## WHAT IS EXPECTED
Repeat the entire listing exactly.

(Stored entries)
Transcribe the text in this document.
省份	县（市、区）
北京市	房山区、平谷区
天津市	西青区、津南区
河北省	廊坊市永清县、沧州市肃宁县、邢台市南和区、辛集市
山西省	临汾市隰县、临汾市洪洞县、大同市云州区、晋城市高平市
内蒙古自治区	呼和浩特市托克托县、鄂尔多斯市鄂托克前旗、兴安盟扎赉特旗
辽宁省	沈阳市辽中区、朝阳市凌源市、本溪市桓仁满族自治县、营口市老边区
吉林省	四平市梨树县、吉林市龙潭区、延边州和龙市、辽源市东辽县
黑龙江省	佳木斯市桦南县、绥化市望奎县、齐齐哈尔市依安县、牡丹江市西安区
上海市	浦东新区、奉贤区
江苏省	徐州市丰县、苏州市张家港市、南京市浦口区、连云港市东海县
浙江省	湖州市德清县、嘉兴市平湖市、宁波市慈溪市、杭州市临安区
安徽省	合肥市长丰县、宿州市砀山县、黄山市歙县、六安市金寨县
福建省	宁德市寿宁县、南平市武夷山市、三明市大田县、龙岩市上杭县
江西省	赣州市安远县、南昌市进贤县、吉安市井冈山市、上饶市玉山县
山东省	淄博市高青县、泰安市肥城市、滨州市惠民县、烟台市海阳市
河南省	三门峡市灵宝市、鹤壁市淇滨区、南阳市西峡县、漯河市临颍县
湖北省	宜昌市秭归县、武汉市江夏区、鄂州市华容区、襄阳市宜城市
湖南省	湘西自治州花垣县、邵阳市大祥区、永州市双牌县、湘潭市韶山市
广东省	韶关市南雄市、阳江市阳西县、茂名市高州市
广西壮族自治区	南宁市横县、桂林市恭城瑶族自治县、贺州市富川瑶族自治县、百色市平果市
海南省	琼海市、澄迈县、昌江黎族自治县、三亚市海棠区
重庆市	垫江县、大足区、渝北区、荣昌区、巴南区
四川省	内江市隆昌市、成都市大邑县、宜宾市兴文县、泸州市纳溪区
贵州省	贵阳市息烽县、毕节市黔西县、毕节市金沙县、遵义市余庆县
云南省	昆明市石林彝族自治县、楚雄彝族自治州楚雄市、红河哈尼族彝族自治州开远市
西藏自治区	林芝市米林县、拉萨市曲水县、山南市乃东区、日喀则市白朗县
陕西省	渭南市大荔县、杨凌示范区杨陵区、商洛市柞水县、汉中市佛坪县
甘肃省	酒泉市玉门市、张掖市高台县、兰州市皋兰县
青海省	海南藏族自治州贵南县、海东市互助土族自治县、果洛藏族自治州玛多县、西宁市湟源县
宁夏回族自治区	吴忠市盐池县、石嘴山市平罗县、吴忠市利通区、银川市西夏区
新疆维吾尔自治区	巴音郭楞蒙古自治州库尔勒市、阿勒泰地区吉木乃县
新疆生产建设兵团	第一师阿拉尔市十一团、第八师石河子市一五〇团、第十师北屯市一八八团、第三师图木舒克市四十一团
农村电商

## RESULT FOR THIS EXERCISE
Transcribe the text in this document.
省份	县（市、区）
北京市	房山区、平谷区
天津市	西青区、津南区
河北省	廊坊市永清县、沧州市肃宁县、邢台市南和区、辛集市
山西省	临汾市隰县、临汾市洪洞县、大同市云州区、晋城市高平市
内蒙古自治区	呼和浩特市托克托县、鄂尔多斯市鄂托克前旗、兴安盟扎赉特旗
辽宁省	沈阳市辽中区、朝阳市凌源市、本溪市桓仁满族自治县、营口市老边区
吉林省	四平市梨树县、吉林市龙潭区、延边州和龙市、辽源市东辽县
黑龙江省	佳木斯市桦南县、绥化市望奎县、齐齐哈尔市依安县、牡丹江市西安区
上海市	浦东新区、奉贤区
江苏省	徐州市丰县、苏州市张家港市、南京市浦口区、连云港市东海县
浙江省	湖州市德清县、嘉兴市平湖市、宁波市慈溪市、杭州市临安区
安徽省	合肥市长丰县、宿州市砀山县、黄山市歙县、六安市金寨县
福建省	宁德市寿宁县、南平市武夷山市、三明市大田县、龙岩市上杭县
江西省	赣州市安远县、南昌市进贤县、吉安市井冈山市、上饶市玉山县
山东省	淄博市高青县、泰安市肥城市、滨州市惠民县、烟台市海阳市
河南省	三门峡市灵宝市、鹤壁市淇滨区、南阳市西峡县、漯河市临颍县
湖北省	宜昌市秭归县、武汉市江夏区、鄂州市华容区、襄阳市宜城市
湖南省	湘西自治州花垣县、邵阳市大祥区、永州市双牌县、湘潭市韶山市
广东省	韶关市南雄市、阳江市阳西县、茂名市高州市
广西壮族自治区	南宁市横县、桂林市恭城瑶族自治县、贺州市富川瑶族自治县、百色市平果市
海南省	琼海市、澄迈县、昌江黎族自治县、三亚市海棠区
重庆市	垫江县、大足区、渝北区、荣昌区、巴南区
四川省	内江市隆昌市、成都市大邑县、宜宾市兴文县、泸州市纳溪区
贵州省	贵阳市息烽县、毕节市黔西县、毕节市金沙县、遵义市余庆县
云南省	昆明市石林彝族自治县、楚雄彝族自治州楚雄市、红河哈尼族彝族自治州开远市
西藏自治区	林芝市米林县、拉萨市曲水县、山南市乃东区、日喀则市白朗县
陕西省	渭南市大荔县、杨凌示范区杨陵区、商洛市柞水县、汉中市佛坪县
甘肃省	酒泉市玉门市、张掖市高台县、兰州市皋兰县
青海省	海南藏族自治州贵南县、海东市互助土族自治县、果洛藏族自治州玛多县、西宁市湟源县
宁夏回族自治区	吴忠市盐池县、石嘴山市平罗县、吴忠市利通区、银川市西夏区
新疆维吾尔自治区	巴音郭楞蒙古自治州库尔勒市、阿勒泰地区吉木乃县
新疆生产建设兵团	第一师阿拉尔市十一团、第八师石河子市一五〇团、第十师北屯市一八八团、第三师图木舒克市四十一团
农村电商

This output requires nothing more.